* Start Material for the task *

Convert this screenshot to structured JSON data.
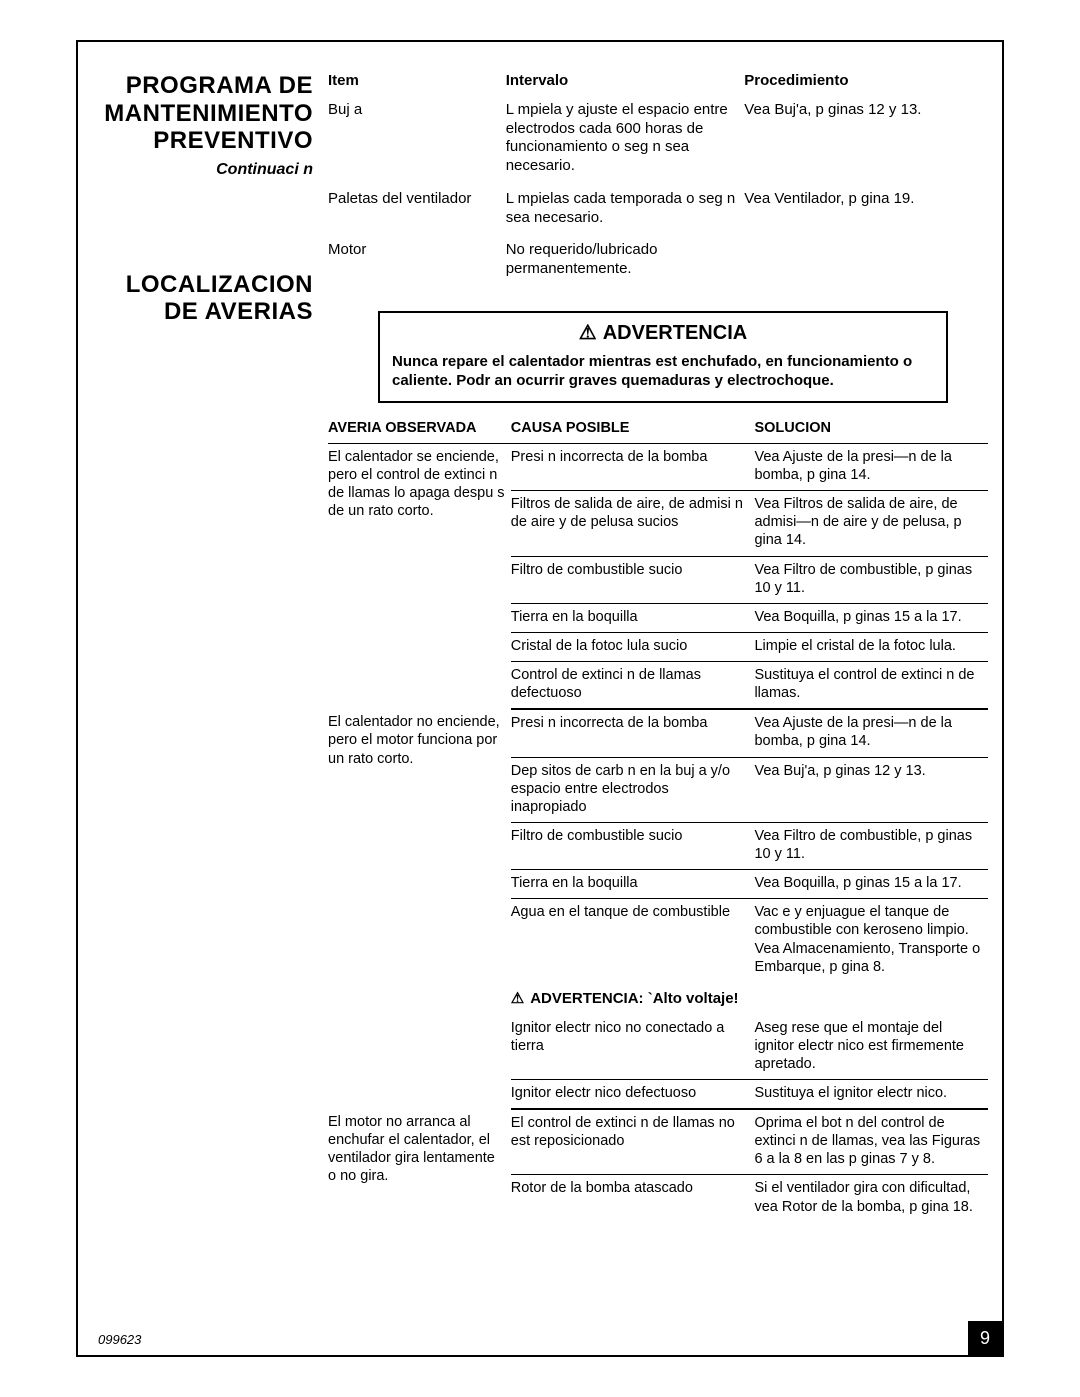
{
  "left": {
    "heading1_l1": "PROGRAMA DE",
    "heading1_l2": "MANTENIMIENTO",
    "heading1_l3": "PREVENTIVO",
    "continuation": "Continuaci n",
    "heading2_l1": "LOCALIZACION",
    "heading2_l2": "DE AVERIAS"
  },
  "maint": {
    "h_item": "Item",
    "h_int": "Intervalo",
    "h_proc": "Procedimiento",
    "r1_item": "Buj a",
    "r1_int": "L mpiela y ajuste el espacio entre electrodos cada 600 horas de funcionamiento o seg n sea necesario.",
    "r1_proc": "Vea Buj'a, p ginas 12 y 13.",
    "r2_item": "Paletas del ventilador",
    "r2_int": "L mpielas cada temporada o seg n sea necesario.",
    "r2_proc": "Vea Ventilador, p gina 19.",
    "r3_item": "Motor",
    "r3_int": "No requerido/lubricado permanentemente.",
    "r3_proc": ""
  },
  "warning": {
    "title": "ADVERTENCIA",
    "body": "Nunca repare el calentador mientras est  enchufado, en funcionamiento o caliente. Podr an ocurrir graves quemaduras y electrochoque."
  },
  "ts": {
    "h_obs": "AVERIA OBSERVADA",
    "h_caus": "CAUSA POSIBLE",
    "h_sol": "SOLUCION",
    "g1_obs": "El calentador se enciende, pero el control de extinci n de llamas lo apaga despu s de un rato corto.",
    "g1r1_c": "Presi n incorrecta de la bomba",
    "g1r1_s": "Vea Ajuste de la presi—n de la bomba, p gina 14.",
    "g1r2_c": "Filtros de salida de aire, de admisi n de aire y de pelusa sucios",
    "g1r2_s": "Vea Filtros de salida de aire, de admisi—n de aire y de pelusa, p gina 14.",
    "g1r3_c": "Filtro de combustible sucio",
    "g1r3_s": "Vea Filtro de combustible, p ginas 10 y 11.",
    "g1r4_c": "Tierra en la boquilla",
    "g1r4_s": "Vea Boquilla, p ginas 15 a la 17.",
    "g1r5_c": "Cristal de la fotoc lula sucio",
    "g1r5_s": "Limpie el cristal de la fotoc lula.",
    "g1r6_c": "Control de extinci n de llamas defectuoso",
    "g1r6_s": "Sustituya el control de extinci n de llamas.",
    "g2_obs": "El calentador no enciende, pero el motor funciona por un rato corto.",
    "g2r1_c": "Presi n incorrecta de la bomba",
    "g2r1_s": "Vea Ajuste de la presi—n de la bomba, p gina 14.",
    "g2r2_c": "Dep sitos de carb n en la buj a y/o espacio entre electrodos inapropiado",
    "g2r2_s": "Vea Buj'a, p ginas 12 y 13.",
    "g2r3_c": "Filtro de combustible sucio",
    "g2r3_s": "Vea Filtro de combustible, p ginas 10 y 11.",
    "g2r4_c": "Tierra en la boquilla",
    "g2r4_s": "Vea Boquilla, p ginas 15 a la 17.",
    "g2r5_c": "Agua en el tanque de combustible",
    "g2r5_s": "Vac e y enjuague el tanque de combustible con keroseno limpio. Vea Almacenamiento, Transporte o Embarque, p gina 8.",
    "hv_label": "ADVERTENCIA: `Alto voltaje!",
    "g2r6_c": "Ignitor electr nico no conectado a tierra",
    "g2r6_s": "Aseg rese que el montaje del ignitor electr nico est  firmemente apretado.",
    "g2r7_c": "Ignitor electr nico defectuoso",
    "g2r7_s": "Sustituya el ignitor electr nico.",
    "g3_obs": "El motor no arranca al enchufar el calentador, el ventilador gira lentamente o no gira.",
    "g3r1_c": "El control de extinci n de llamas no est  reposicionado",
    "g3r1_s": "Oprima el bot n del control de extinci n de llamas, vea las Figuras 6 a la 8 en las p ginas 7 y 8.",
    "g3r2_c": "Rotor de la bomba atascado",
    "g3r2_s": "Si el ventilador gira con dificultad, vea Rotor de la bomba, p gina 18."
  },
  "footer": {
    "code": "099623",
    "page": "9"
  }
}
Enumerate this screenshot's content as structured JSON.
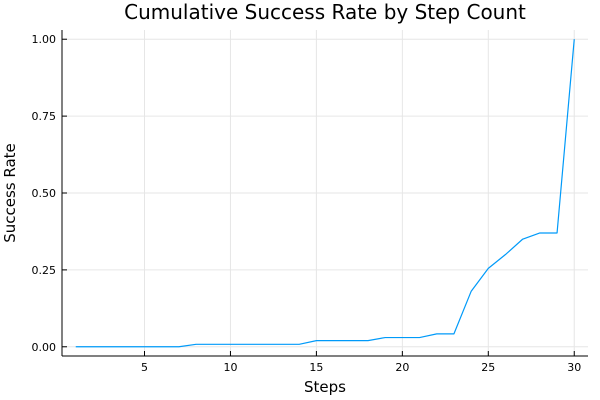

* End Material for the task *

§ Exercise aim:
In the entries above, find each line with the string "nico" and copy it.

§ Worked solution:
    "g2r6_c": "Ignitor electr nico no conectado a tierra",
    "g2r6_s": "Aseg rese que el montaje del ignitor electr nico est  firmemente apretado.",
    "g2r7_c": "Ignitor electr nico defectuoso",
    "g2r7_s": "Sustituya el ignitor electr nico.",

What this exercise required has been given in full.